Data records =>

——

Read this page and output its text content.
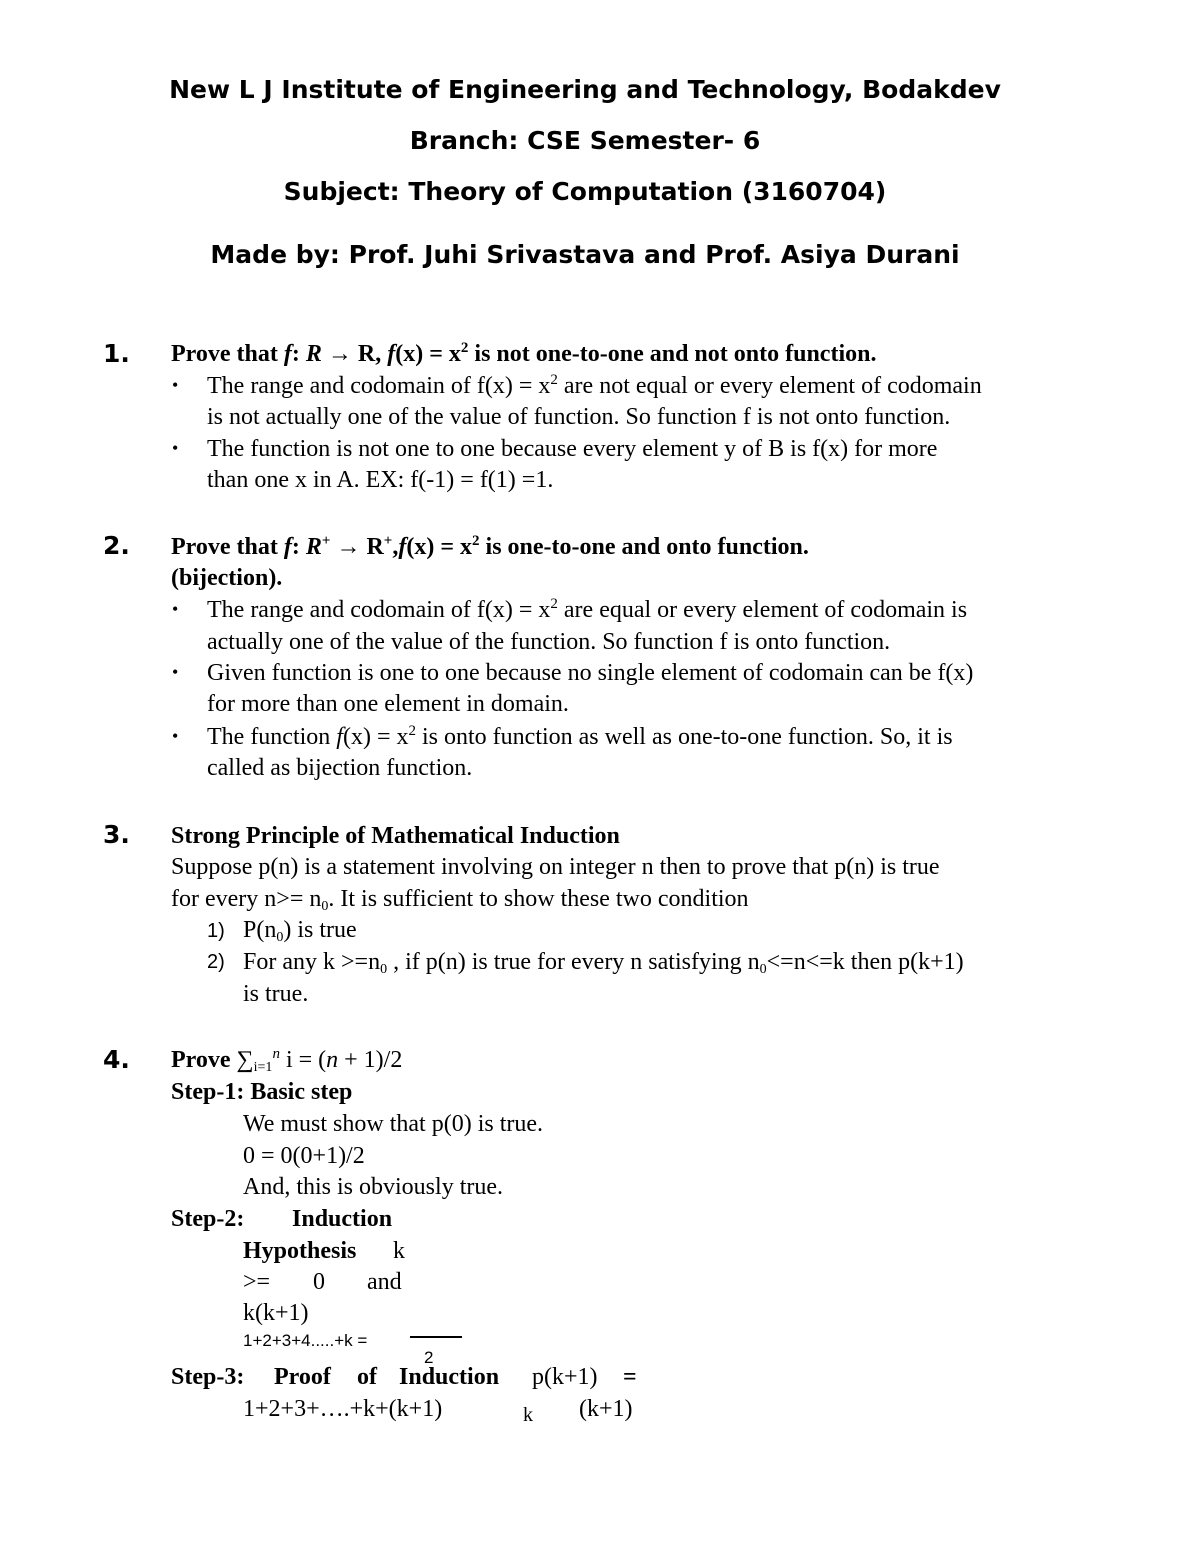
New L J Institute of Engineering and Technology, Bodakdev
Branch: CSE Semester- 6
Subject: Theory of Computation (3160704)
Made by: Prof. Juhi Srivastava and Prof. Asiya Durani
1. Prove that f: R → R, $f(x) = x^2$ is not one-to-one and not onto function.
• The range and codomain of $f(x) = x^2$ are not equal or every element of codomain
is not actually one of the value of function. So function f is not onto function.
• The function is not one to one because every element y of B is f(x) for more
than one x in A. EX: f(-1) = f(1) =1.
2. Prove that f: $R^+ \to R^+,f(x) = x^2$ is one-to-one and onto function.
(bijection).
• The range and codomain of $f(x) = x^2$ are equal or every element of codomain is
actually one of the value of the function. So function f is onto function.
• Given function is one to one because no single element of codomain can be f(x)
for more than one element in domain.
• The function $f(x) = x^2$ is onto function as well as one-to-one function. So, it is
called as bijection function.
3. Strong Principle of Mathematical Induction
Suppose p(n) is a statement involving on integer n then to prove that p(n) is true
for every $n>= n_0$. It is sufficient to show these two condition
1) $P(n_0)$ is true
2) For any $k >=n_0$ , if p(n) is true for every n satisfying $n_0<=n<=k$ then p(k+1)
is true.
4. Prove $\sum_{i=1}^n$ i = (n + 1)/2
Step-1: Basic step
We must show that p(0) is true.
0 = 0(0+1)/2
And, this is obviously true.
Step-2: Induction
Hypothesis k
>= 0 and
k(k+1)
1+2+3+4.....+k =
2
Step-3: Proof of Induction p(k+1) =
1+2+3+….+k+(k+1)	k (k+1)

——

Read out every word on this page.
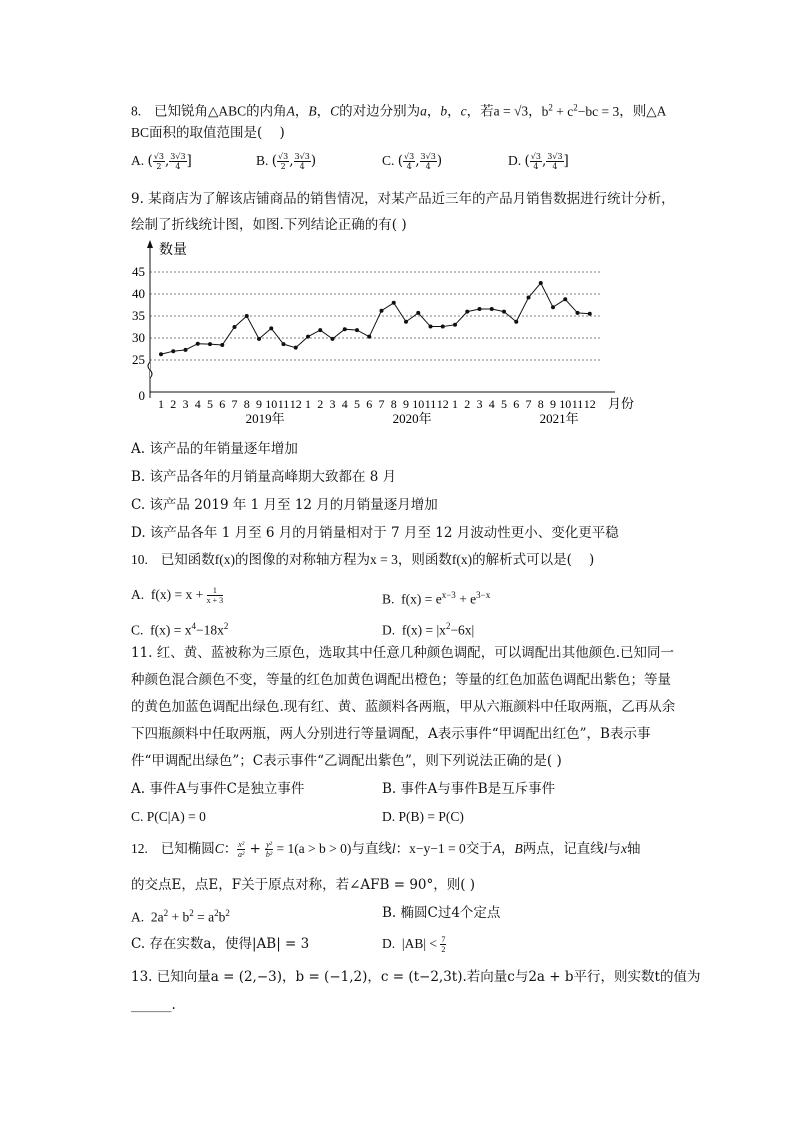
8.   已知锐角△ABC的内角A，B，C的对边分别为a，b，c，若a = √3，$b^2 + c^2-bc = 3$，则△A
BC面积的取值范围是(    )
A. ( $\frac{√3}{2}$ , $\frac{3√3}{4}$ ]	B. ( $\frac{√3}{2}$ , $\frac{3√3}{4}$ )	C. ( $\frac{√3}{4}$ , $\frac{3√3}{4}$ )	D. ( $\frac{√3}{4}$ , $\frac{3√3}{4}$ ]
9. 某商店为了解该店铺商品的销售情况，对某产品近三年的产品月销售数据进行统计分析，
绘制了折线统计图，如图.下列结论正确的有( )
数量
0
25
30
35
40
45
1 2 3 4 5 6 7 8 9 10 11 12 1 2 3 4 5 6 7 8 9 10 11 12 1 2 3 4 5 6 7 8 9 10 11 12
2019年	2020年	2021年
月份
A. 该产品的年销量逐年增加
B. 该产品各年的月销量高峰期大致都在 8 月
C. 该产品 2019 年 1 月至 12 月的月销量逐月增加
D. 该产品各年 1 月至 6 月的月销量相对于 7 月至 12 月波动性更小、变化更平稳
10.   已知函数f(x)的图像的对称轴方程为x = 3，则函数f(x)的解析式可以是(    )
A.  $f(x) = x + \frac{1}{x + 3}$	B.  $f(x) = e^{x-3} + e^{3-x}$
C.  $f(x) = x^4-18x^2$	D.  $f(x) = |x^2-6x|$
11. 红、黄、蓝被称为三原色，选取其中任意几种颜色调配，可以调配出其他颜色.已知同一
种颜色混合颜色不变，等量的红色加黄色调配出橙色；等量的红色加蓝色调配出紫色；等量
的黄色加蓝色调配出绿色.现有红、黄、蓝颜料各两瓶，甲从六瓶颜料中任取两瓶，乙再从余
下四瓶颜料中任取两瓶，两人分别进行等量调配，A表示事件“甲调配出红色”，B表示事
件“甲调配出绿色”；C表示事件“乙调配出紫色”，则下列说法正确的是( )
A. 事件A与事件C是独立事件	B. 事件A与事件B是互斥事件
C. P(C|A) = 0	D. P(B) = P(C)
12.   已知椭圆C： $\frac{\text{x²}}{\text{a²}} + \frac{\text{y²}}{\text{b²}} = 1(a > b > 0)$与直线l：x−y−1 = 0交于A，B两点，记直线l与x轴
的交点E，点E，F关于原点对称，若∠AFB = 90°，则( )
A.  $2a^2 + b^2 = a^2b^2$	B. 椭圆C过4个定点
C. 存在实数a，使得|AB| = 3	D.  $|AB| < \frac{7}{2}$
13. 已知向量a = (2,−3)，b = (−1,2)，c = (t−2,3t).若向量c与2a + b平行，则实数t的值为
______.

——

WHAT THIS TASK INVOLVES => Report how many lines in the data contain the word "show", with no words besides the number.

TASK RESULT => 2